Your task is to write out the complete listing exactly as it is shown.

Records from a collection

_ _ _

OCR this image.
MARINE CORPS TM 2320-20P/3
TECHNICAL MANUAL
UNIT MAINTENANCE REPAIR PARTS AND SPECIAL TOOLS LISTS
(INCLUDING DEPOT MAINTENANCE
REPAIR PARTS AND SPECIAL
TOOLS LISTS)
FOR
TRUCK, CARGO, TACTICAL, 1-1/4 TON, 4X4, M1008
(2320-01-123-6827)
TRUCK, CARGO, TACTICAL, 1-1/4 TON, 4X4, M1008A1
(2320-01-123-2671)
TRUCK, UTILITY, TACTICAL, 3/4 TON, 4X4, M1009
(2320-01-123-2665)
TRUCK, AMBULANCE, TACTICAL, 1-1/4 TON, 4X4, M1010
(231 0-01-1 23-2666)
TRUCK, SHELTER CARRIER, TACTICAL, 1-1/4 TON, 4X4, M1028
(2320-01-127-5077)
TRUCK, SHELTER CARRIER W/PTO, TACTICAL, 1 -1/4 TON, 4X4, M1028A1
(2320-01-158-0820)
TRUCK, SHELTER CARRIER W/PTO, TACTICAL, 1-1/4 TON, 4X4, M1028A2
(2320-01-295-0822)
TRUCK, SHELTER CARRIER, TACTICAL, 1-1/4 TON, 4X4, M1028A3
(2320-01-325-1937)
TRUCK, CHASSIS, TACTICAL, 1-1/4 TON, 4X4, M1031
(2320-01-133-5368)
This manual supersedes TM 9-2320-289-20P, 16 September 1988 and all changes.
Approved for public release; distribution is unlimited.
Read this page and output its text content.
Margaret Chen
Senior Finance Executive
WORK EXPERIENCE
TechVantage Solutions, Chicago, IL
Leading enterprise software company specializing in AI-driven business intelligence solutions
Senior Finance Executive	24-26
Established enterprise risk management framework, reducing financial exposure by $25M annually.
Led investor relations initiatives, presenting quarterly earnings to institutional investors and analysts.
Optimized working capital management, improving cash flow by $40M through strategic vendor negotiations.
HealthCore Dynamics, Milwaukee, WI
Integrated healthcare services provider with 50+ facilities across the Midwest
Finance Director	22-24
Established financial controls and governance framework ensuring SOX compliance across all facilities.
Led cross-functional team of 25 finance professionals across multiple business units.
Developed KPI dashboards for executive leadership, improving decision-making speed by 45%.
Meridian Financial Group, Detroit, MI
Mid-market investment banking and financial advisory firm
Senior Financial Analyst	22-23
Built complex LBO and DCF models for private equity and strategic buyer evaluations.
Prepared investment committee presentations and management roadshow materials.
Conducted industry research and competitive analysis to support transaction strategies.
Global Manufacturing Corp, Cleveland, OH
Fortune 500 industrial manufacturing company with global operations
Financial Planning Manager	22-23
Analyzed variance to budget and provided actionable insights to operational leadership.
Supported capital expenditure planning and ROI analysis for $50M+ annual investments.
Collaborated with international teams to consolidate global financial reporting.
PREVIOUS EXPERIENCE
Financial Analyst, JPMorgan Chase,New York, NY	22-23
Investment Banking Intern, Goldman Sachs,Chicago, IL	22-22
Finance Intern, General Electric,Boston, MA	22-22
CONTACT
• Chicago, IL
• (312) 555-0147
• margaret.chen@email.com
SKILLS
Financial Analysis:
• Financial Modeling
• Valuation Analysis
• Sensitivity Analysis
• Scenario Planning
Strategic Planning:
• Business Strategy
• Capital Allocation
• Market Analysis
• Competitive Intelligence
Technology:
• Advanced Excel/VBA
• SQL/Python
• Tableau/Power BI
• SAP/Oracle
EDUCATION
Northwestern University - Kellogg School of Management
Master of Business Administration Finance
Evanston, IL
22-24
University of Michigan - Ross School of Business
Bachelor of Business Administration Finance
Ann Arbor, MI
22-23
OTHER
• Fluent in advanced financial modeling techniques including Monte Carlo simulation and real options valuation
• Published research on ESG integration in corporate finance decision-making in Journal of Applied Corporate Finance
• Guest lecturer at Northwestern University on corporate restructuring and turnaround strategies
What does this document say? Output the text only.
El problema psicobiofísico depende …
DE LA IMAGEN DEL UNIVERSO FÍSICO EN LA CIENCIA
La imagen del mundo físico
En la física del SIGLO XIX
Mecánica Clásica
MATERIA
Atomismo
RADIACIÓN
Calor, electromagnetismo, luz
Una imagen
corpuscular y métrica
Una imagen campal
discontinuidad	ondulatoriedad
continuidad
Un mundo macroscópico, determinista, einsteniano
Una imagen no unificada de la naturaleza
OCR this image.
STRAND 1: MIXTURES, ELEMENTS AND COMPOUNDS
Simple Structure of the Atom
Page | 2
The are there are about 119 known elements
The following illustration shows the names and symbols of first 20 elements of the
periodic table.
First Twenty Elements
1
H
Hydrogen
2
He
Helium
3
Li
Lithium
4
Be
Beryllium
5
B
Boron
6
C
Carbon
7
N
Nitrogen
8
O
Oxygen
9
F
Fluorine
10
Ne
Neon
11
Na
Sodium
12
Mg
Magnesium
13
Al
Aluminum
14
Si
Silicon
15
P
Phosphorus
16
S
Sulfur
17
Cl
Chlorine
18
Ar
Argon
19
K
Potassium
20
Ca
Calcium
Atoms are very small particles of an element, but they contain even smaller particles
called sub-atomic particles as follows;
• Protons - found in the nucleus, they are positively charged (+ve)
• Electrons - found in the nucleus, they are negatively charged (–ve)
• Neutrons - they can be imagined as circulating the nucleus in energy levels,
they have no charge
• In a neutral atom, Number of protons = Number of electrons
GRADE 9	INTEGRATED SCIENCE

_ _ _

> **Exercise response**
OCR this image.
MARINE CORPS TM 2320-20P/3
TECHNICAL MANUAL
UNIT MAINTENANCE REPAIR PARTS AND SPECIAL TOOLS LISTS
(INCLUDING DEPOT MAINTENANCE
REPAIR PARTS AND SPECIAL
TOOLS LISTS)
FOR
TRUCK, CARGO, TACTICAL, 1-1/4 TON, 4X4, M1008
(2320-01-123-6827)
TRUCK, CARGO, TACTICAL, 1-1/4 TON, 4X4, M1008A1
(2320-01-123-2671)
TRUCK, UTILITY, TACTICAL, 3/4 TON, 4X4, M1009
(2320-01-123-2665)
TRUCK, AMBULANCE, TACTICAL, 1-1/4 TON, 4X4, M1010
(231 0-01-1 23-2666)
TRUCK, SHELTER CARRIER, TACTICAL, 1-1/4 TON, 4X4, M1028
(2320-01-127-5077)
TRUCK, SHELTER CARRIER W/PTO, TACTICAL, 1 -1/4 TON, 4X4, M1028A1
(2320-01-158-0820)
TRUCK, SHELTER CARRIER W/PTO, TACTICAL, 1-1/4 TON, 4X4, M1028A2
(2320-01-295-0822)
TRUCK, SHELTER CARRIER, TACTICAL, 1-1/4 TON, 4X4, M1028A3
(2320-01-325-1937)
TRUCK, CHASSIS, TACTICAL, 1-1/4 TON, 4X4, M1031
(2320-01-133-5368)
This manual supersedes TM 9-2320-289-20P, 16 September 1988 and all changes.
Approved for public release; distribution is unlimited.
Read this page and output its text content.
Margaret Chen
Senior Finance Executive
WORK EXPERIENCE
TechVantage Solutions, Chicago, IL
Leading enterprise software company specializing in AI-driven business intelligence solutions
Senior Finance Executive	24-26
Established enterprise risk management framework, reducing financial exposure by $25M annually.
Led investor relations initiatives, presenting quarterly earnings to institutional investors and analysts.
Optimized working capital management, improving cash flow by $40M through strategic vendor negotiations.
HealthCore Dynamics, Milwaukee, WI
Integrated healthcare services provider with 50+ facilities across the Midwest
Finance Director	22-24
Established financial controls and governance framework ensuring SOX compliance across all facilities.
Led cross-functional team of 25 finance professionals across multiple business units.
Developed KPI dashboards for executive leadership, improving decision-making speed by 45%.
Meridian Financial Group, Detroit, MI
Mid-market investment banking and financial advisory firm
Senior Financial Analyst	22-23
Built complex LBO and DCF models for private equity and strategic buyer evaluations.
Prepared investment committee presentations and management roadshow materials.
Conducted industry research and competitive analysis to support transaction strategies.
Global Manufacturing Corp, Cleveland, OH
Fortune 500 industrial manufacturing company with global operations
Financial Planning Manager	22-23
Analyzed variance to budget and provided actionable insights to operational leadership.
Supported capital expenditure planning and ROI analysis for $50M+ annual investments.
Collaborated with international teams to consolidate global financial reporting.
PREVIOUS EXPERIENCE
Financial Analyst, JPMorgan Chase,New York, NY	22-23
Investment Banking Intern, Goldman Sachs,Chicago, IL	22-22
Finance Intern, General Electric,Boston, MA	22-22
CONTACT
• Chicago, IL
• (312) 555-0147
• margaret.chen@email.com
SKILLS
Financial Analysis:
• Financial Modeling
• Valuation Analysis
• Sensitivity Analysis
• Scenario Planning
Strategic Planning:
• Business Strategy
• Capital Allocation
• Market Analysis
• Competitive Intelligence
Technology:
• Advanced Excel/VBA
• SQL/Python
• Tableau/Power BI
• SAP/Oracle
EDUCATION
Northwestern University - Kellogg School of Management
Master of Business Administration Finance
Evanston, IL
22-24
University of Michigan - Ross School of Business
Bachelor of Business Administration Finance
Ann Arbor, MI
22-23
OTHER
• Fluent in advanced financial modeling techniques including Monte Carlo simulation and real options valuation
• Published research on ESG integration in corporate finance decision-making in Journal of Applied Corporate Finance
• Guest lecturer at Northwestern University on corporate restructuring and turnaround strategies
What does this document say? Output the text only.
El problema psicobiofísico depende …
DE LA IMAGEN DEL UNIVERSO FÍSICO EN LA CIENCIA
La imagen del mundo físico
En la física del SIGLO XIX
Mecánica Clásica
MATERIA
Atomismo
RADIACIÓN
Calor, electromagnetismo, luz
Una imagen
corpuscular y métrica
Una imagen campal
discontinuidad	ondulatoriedad
continuidad
Un mundo macroscópico, determinista, einsteniano
Una imagen no unificada de la naturaleza
OCR this image.
STRAND 1: MIXTURES, ELEMENTS AND COMPOUNDS
Simple Structure of the Atom
Page | 2
The are there are about 119 known elements
The following illustration shows the names and symbols of first 20 elements of the
periodic table.
First Twenty Elements
1
H
Hydrogen
2
He
Helium
3
Li
Lithium
4
Be
Beryllium
5
B
Boron
6
C
Carbon
7
N
Nitrogen
8
O
Oxygen
9
F
Fluorine
10
Ne
Neon
11
Na
Sodium
12
Mg
Magnesium
13
Al
Aluminum
14
Si
Silicon
15
P
Phosphorus
16
S
Sulfur
17
Cl
Chlorine
18
Ar
Argon
19
K
Potassium
20
Ca
Calcium
Atoms are very small particles of an element, but they contain even smaller particles
called sub-atomic particles as follows;
• Protons - found in the nucleus, they are positively charged (+ve)
• Electrons - found in the nucleus, they are negatively charged (–ve)
• Neutrons - they can be imagined as circulating the nucleus in energy levels,
they have no charge
• In a neutral atom, Number of protons = Number of electrons
GRADE 9	INTEGRATED SCIENCE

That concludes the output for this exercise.